■ Exercise passage ■
Skip to main content

TensorStudio is a compact C++ tensor and autograd engine with a Python API for learning, experimentation, and lightweight ML workloads.

Project description

TensorStudio

CI Wheels PyPI

TensorStudio is a compact C++ tensor and autograd engine with a Python API for learning, experimentation, and lightweight ML workloads.

TensorStudio is experimental v0.1.1 software. It is CPU-only, eager-only, and intentionally small enough to read and modify.

Install

From a source checkout:

python -m pip install -U pip
python -m pip install -e ".[dev]"

Build source and wheel distributions:

python -m build

Quickstart

import tensorstudio as ts

x = ts.tensor([[1.0, 2.0], [3.0, 4.0]])
y = ts.ones((2, 2))

print((x + y).tolist())
print((x @ y).numpy())

Autograd

import tensorstudio as ts

x = ts.tensor([1.0, 2.0, 3.0], requires_grad=True)
loss = ((x * x).sum())
loss.backward()

print(x.grad.tolist())  # [2.0, 4.0, 6.0]

Neural Networks

import tensorstudio as ts
from tensorstudio import nn, optim

model = nn.Sequential(nn.Linear(1, 8), nn.Tanh(), nn.Linear(8, 1))
optimizer = optim.SGD(model.parameters(), lr=0.05)
criterion = nn.MSELoss()

x = ts.tensor([[0.0], [1.0], [2.0], [3.0]])
y = ts.tensor([[1.0], [3.0], [5.0], [7.0]])

for _ in range(50):
    optimizer.zero_grad()
    loss = criterion(model(x), y)
    loss.backward()
    optimizer.step()

print(loss.item())

Development

python -m pip install -e ".[dev]"
pytest
ruff check .
mypy python/tensorstudio
python -m build

The native extension is built with CMake, pybind11, scikit-build-core, and C++20.

Documentation

The documentation lives in docs/ and is configured with MkDocs:

python -m pip install -e ".[docs]"
mkdocs serve
mkdocs build

The docs cover tensor semantics, broadcasting, NumPy interop, autograd, neural network modules, training loops, CPU backend details, benchmarks, development, publishing, and the project roadmap.

■ Dataset ■
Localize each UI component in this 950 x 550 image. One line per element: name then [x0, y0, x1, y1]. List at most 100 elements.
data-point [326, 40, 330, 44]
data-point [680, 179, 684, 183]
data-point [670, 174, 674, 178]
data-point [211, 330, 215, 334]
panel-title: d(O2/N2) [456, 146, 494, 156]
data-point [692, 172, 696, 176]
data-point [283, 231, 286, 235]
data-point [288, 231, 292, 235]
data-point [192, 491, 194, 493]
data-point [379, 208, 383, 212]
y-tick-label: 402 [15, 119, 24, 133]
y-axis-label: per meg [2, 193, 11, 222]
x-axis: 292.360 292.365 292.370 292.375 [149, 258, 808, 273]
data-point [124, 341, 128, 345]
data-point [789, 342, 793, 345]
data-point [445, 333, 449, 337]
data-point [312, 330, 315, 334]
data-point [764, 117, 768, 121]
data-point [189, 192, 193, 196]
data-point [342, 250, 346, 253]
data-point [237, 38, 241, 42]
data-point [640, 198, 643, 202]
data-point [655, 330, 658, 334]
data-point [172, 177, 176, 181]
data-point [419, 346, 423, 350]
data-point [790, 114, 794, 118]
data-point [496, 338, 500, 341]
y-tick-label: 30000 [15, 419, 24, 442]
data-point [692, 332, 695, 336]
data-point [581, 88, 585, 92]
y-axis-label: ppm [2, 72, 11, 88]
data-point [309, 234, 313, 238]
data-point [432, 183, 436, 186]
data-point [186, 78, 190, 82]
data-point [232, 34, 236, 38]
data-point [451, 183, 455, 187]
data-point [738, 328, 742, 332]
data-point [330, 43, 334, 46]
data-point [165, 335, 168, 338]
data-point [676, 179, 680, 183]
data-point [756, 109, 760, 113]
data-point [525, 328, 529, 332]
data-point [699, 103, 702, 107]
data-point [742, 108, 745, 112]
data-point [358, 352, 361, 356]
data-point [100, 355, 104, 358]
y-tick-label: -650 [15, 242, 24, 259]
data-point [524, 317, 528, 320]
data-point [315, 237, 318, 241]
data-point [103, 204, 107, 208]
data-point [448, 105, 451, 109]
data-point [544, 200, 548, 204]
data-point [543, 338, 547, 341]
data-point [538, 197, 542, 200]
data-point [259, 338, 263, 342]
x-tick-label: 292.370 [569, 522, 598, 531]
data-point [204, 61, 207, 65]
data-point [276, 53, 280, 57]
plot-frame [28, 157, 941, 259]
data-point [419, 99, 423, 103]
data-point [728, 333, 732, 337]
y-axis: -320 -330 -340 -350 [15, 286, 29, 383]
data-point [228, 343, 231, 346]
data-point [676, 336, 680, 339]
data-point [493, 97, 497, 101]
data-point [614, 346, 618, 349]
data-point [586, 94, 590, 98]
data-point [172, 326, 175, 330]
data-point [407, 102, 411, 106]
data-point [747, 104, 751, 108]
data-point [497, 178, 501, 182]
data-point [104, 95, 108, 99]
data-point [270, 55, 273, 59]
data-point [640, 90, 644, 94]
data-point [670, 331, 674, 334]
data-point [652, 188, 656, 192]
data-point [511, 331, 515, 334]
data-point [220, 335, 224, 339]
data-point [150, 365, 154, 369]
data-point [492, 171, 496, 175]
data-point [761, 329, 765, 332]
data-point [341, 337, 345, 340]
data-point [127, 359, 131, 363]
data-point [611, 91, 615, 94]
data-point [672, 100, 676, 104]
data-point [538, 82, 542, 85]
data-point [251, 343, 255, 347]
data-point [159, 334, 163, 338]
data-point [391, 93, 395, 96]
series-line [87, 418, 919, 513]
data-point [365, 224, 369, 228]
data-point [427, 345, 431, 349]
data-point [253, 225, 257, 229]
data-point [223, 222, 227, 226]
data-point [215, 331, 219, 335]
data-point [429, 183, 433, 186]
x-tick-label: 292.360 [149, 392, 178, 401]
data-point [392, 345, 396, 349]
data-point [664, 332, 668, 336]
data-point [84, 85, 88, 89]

■ Tasks to carry out ■
[A] Please decide whether each statement agrees with the TensorStudio page, and answer yes or no for each, quoting the words from the page that settle it. (i) TensorStudio can run on a GPU. (ii) The documentation is configured with MkDocs. (iii) The native extension is built with C++17.
[B] In one to three sentences, explain why the TensorStudio page says the engine is kept small.
[C] Go on with the TensorStudio page, starting after its final sentence.

■ Answers provided ■
[A]
(i) No: "It is CPU-only, eager-only, and intentionally small enough to read and modify."
(ii) Yes: "The documentation lives in docs/ and is configured with MkDocs"
(iii) No: "The native extension is built with CMake, pybind11, scikit-build-core, and C++20."

[B] The page says TensorStudio is intentionally kept small enough to read and modify.

[C]
Publishing

Releases are intended to be built by GitHub Actions. The publish workflow uses PyPI trusted publishing through pypa/gh-action-pypi-publish; do not commit PyPI API tokens.

Current Limitations

  • CPU backend only
  • Eager execution only
  • No CUDA kernels or mixed precision
  • No graph compiler or distributed training
  • Limited dtype casting and no advanced indexing
  • No sparse tensors
  • Pickle serialization is for trusted TensorStudio objects only

Roadmap

  • CUDA backend
  • Graph/JIT mode
  • Convolution ops
  • Dataset utilities
  • Model zoo examples
  • ONNX import/export
  • Improved memory allocator
  • SIMD kernels
  • Multithreaded ops

License

TensorStudio is licensed under the MIT License.

Project details


Download files

Download the file for your platform. If you're not sure which to choose, learn more about installing packages.

Source Distribution

tensorstudio-0.1.1.tar.gz (37.6 kB view details)

Uploaded Source

Built Distributions

If you're not sure about the file name format, learn more about wheel file names.

tensorstudio-0.1.1-cp313-cp313-win_amd64.whl (184.2 kB view details)

Uploaded CPython 3.13Windows x86-64

tensorstudio-0.1.1-cp313-cp313-manylinux_2_27_x86_64.manylinux_2_28_x86_64.whl (218.4 kB view details)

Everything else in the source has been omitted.